***** Source data
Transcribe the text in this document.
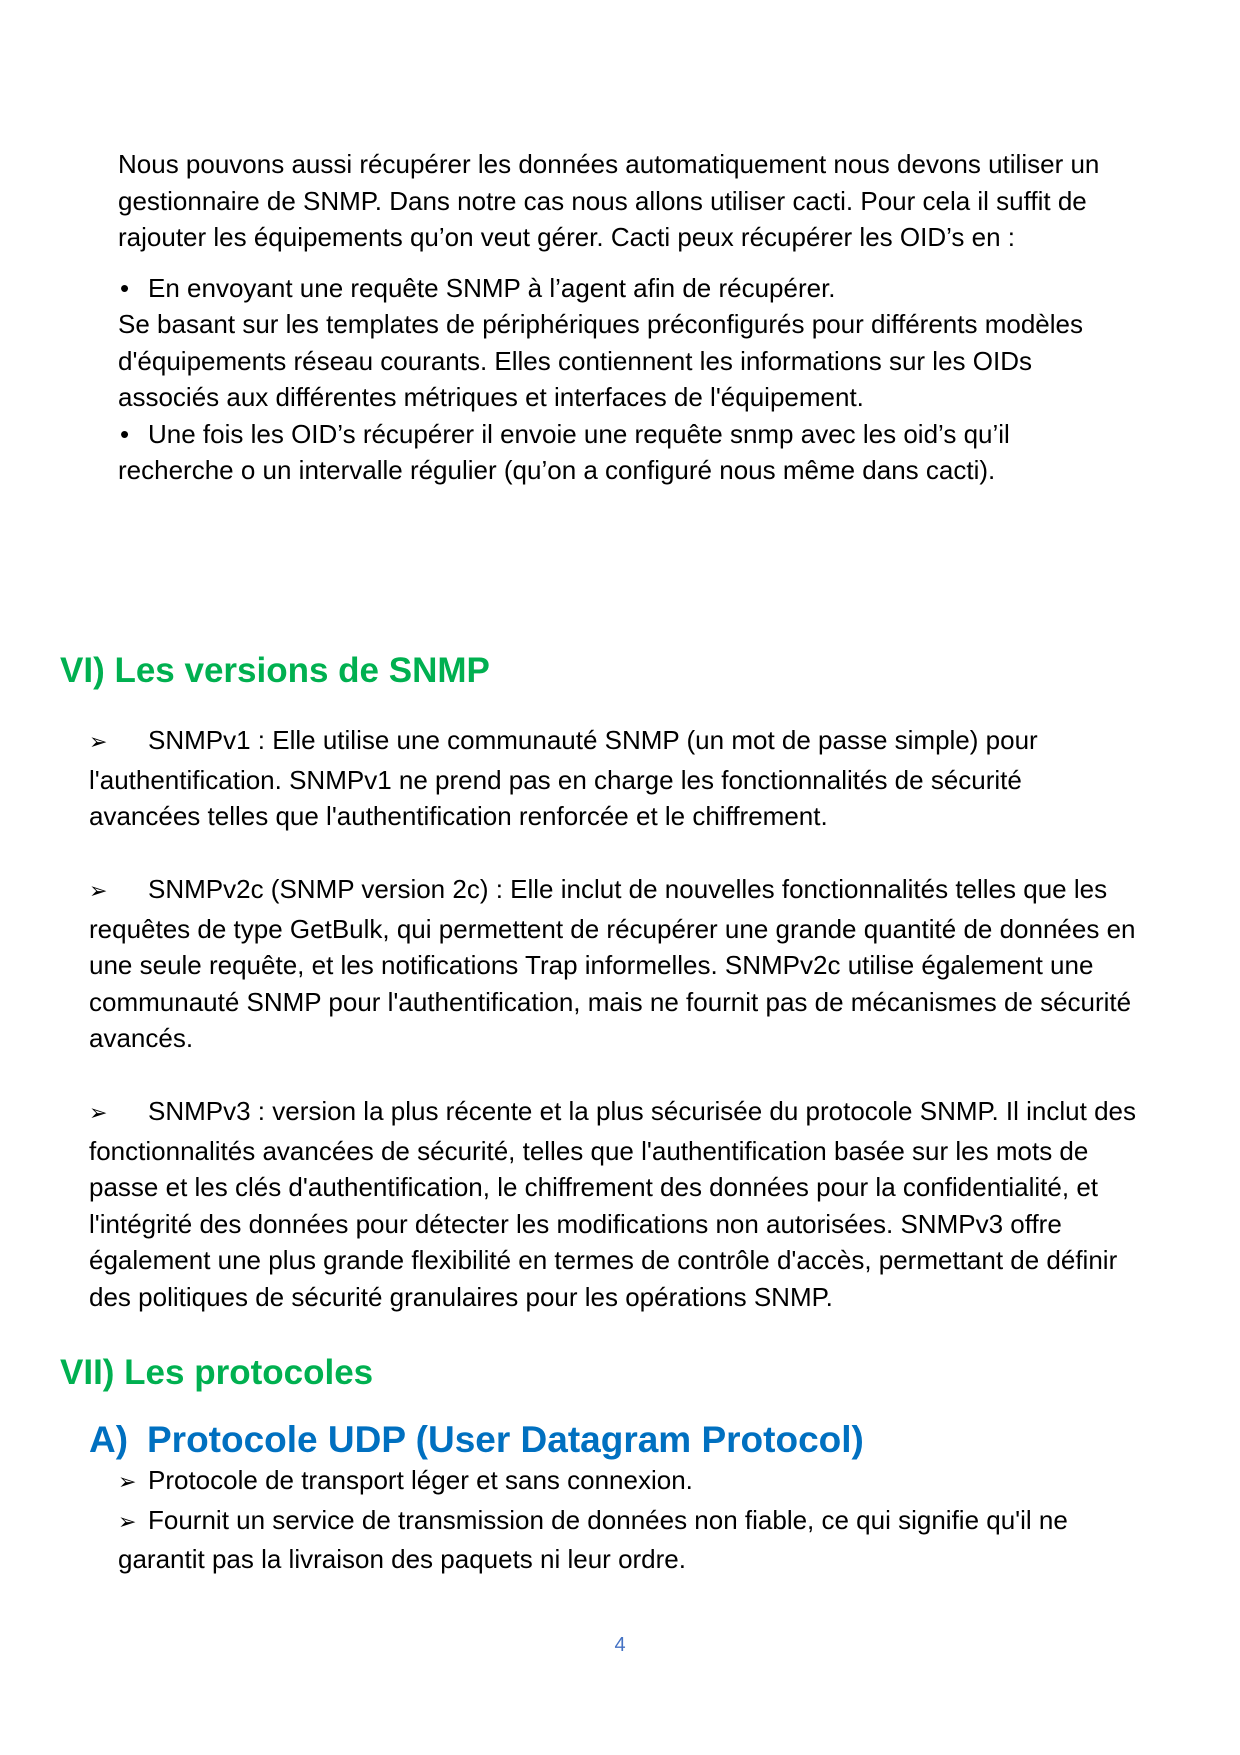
Nous pouvons aussi récupérer les données automatiquement nous devons utiliser un gestionnaire de SNMP. Dans notre cas nous allons utiliser cacti. Pour cela il suffit de rajouter les équipements qu’on veut gérer. Cacti peux récupérer les OID’s en :

• En envoyant une requête SNMP à l’agent afin de récupérer.

Se basant sur les templates de périphériques préconfigurés pour différents modèles d'équipements réseau courants. Elles contiennent les informations sur les OIDs associés aux différentes métriques et interfaces de l'équipement.

• Une fois les OID’s récupérer il envoie une requête snmp avec les oid’s qu’il recherche o un intervalle régulier (qu’on a configuré nous même dans cacti).
VI) Les versions de SNMP

➢ SNMPv1 : Elle utilise une communauté SNMP (un mot de passe simple) pour l'authentification. SNMPv1 ne prend pas en charge les fonctionnalités de sécurité avancées telles que l'authentification renforcée et le chiffrement.

➢ SNMPv2c (SNMP version 2c) : Elle inclut de nouvelles fonctionnalités telles que les requêtes de type GetBulk, qui permettent de récupérer une grande quantité de données en une seule requête, et les notifications Trap informelles. SNMPv2c utilise également une communauté SNMP pour l'authentification, mais ne fournit pas de mécanismes de sécurité avancés.

➢ SNMPv3 : version la plus récente et la plus sécurisée du protocole SNMP. Il inclut des fonctionnalités avancées de sécurité, telles que l'authentification basée sur les mots de passe et les clés d'authentification, le chiffrement des données pour la confidentialité, et l'intégrité des données pour détecter les modifications non autorisées. SNMPv3 offre également une plus grande flexibilité en termes de contrôle d'accès, permettant de définir des politiques de sécurité granulaires pour les opérations SNMP.

VII) Les protocoles
A) Protocole UDP (User Datagram Protocol)

➢ Protocole de transport léger et sans connexion.

➢ Fournit un service de transmission de données non fiable, ce qui signifie qu'il ne garantit pas la livraison des paquets ni leur ordre.

4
**********
Filter for "communauté". Return all lines that hold it.

➢ SNMPv1 : Elle utilise une communauté SNMP (un mot de passe simple) pour l'authentification. SNMPv1 ne prend pas en charge les fonctionnalités de sécurité avancées telles que l'authentification renforcée et le chiffrement.
➢ SNMPv2c (SNMP version 2c) : Elle inclut de nouvelles fonctionnalités telles que les requêtes de type GetBulk, qui permettent de récupérer une grande quantité de données en une seule requête, et les notifications Trap informelles. SNMPv2c utilise également une communauté SNMP pour l'authentification, mais ne fournit pas de mécanismes de sécurité avancés.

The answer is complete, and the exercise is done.